Texto de estudio:
----

No obstante, si hay un ámbito decisivo que constituye el núcleo central de las acciones contra el cambio climático es la energía, no solo porque representa alrededor del 60% del total de emisiones de gases de efecto invernadero a nivel mundial, sino porque la demanda de energía no deja de crecer: se estima que esta aumentará en un 30% hasta 2040, debido fundamentalmente al crecimiento de la población y de la actividad económica.
Por tanto, los esfuerzos de descarbonización en este ámbito son cruciales. Y Europa tiene mucho que decir. Europa ha sido punta de lanza en la transición hacia un modelo energético más sostenible con políticas que nos han permitido reducir nuestras emisiones un 23% con respecto a 1990, mientras el PIB ha crecido un 53%, demostrando que la apuesta por políticas respetuosas con el medio ambiente no solo no frena el crecimiento y la creación de empleo, sino que lo acelera.
Y debe volver a situarse a la vanguardia si quiere cumplir los compromisos alcanzados en París, siguiendo la hoja de ruta que los europeos nos hemos marcado para la descarbonización de la economía en 2050, asegurando el cumplimiento de las metas intermedias de reducción de e nuestras emisiones un 40% en 2030.
En este sentido, el Paquete de Energía Limpia actualmente en discusión se revela como una pieza clave para lograrlo en cada uno de sus tres pilares fundamentales: un nuevo diseño de mercado eléctrico centrado en el consumidor, capaz de dar las señales adecuadas de inversión hacia tecnologías más limpias y eficientes; nuevos objetivos e instrumentos de eficiencia energética; y mayor ambición en materia de energías renovables.

----

Tareas requeridas:
a) Enumere todos los porcentajes que aparecen en el texto sobre energía y cambio climático.
b) Traduzca al inglés la siguiente oración del texto sobre energía y cambio climático: «Por tanto, los esfuerzos de descarbonización en este ámbito son cruciales».
c) Prosiga la redacción del texto sobre energía y cambio climático a partir de su última oración.
Este material no tiene relación con el texto sobre energía y cambio climático.

Registros de una colección de datos:
----

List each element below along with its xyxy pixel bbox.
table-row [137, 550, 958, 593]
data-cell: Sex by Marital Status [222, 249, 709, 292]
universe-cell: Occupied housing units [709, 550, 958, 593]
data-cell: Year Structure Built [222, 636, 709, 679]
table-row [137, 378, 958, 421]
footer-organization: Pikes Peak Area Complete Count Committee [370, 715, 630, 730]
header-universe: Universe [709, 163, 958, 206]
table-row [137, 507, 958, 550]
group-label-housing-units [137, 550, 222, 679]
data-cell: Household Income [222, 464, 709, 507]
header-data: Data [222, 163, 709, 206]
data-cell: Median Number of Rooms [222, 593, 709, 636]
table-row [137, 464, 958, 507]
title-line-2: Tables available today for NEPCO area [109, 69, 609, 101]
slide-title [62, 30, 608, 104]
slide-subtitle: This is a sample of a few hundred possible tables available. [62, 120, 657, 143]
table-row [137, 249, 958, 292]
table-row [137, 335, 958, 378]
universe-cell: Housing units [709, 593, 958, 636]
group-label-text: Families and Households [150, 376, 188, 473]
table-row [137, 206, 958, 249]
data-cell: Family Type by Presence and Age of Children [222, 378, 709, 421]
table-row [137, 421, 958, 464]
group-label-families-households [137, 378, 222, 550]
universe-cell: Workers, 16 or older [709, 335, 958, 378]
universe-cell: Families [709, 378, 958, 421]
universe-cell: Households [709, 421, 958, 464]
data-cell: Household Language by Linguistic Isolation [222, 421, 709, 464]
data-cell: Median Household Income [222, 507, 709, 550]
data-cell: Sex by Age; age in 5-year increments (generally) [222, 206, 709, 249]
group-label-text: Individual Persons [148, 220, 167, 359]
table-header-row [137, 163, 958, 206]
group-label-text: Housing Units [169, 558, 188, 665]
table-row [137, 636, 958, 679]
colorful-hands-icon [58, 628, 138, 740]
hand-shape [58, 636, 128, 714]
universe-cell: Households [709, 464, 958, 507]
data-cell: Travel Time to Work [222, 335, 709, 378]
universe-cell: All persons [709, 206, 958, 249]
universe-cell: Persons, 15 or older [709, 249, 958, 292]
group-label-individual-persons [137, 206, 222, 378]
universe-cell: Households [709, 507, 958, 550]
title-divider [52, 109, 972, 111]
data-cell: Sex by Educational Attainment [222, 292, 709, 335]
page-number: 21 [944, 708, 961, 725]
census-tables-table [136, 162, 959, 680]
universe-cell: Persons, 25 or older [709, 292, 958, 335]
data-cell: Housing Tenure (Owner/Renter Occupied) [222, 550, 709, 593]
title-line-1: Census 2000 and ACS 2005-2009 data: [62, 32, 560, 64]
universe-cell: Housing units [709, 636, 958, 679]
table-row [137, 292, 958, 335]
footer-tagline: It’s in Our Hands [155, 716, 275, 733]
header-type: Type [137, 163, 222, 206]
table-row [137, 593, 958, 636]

----

Resultados:
a) 60%, 30%, 23%, 53%, 40%

b) Therefore, decarbonization efforts in this area are crucial.

c)
Si el Parlamento ha adoptado un rol exigente en relación con este conjunto de iniciativas y, especialmente, en materia de renovables no es solo porque las propuestas presentadas por la Comisión sean insuficientes para cumplir los compromisos adquiridos en París y los compromisos adoptados dentro de los Objetivos de Desarrollo Sostenible, de los que apenas se habla, para “garantizar el acceso a una energía asequible, fiable, sostenible y moderna para todos”. Es que, además, va contra nuestros propios intereses, económicos y ambientales. En primer lugar, porque como el último informe de la Agencia Internacional de Energías Renovables constata, los costes de producción alcanzados por la energía eólica o la solar fotovoltaica se sitúan ya por debajo de los combustibles fósiles. Y seguirán bajando. Pero, además, si algo demuestra el desacople crecimiento-consumo energético-emisiones es que frenar la transición energética es frenar el desarrollo y competitividad de nuestras sociedades.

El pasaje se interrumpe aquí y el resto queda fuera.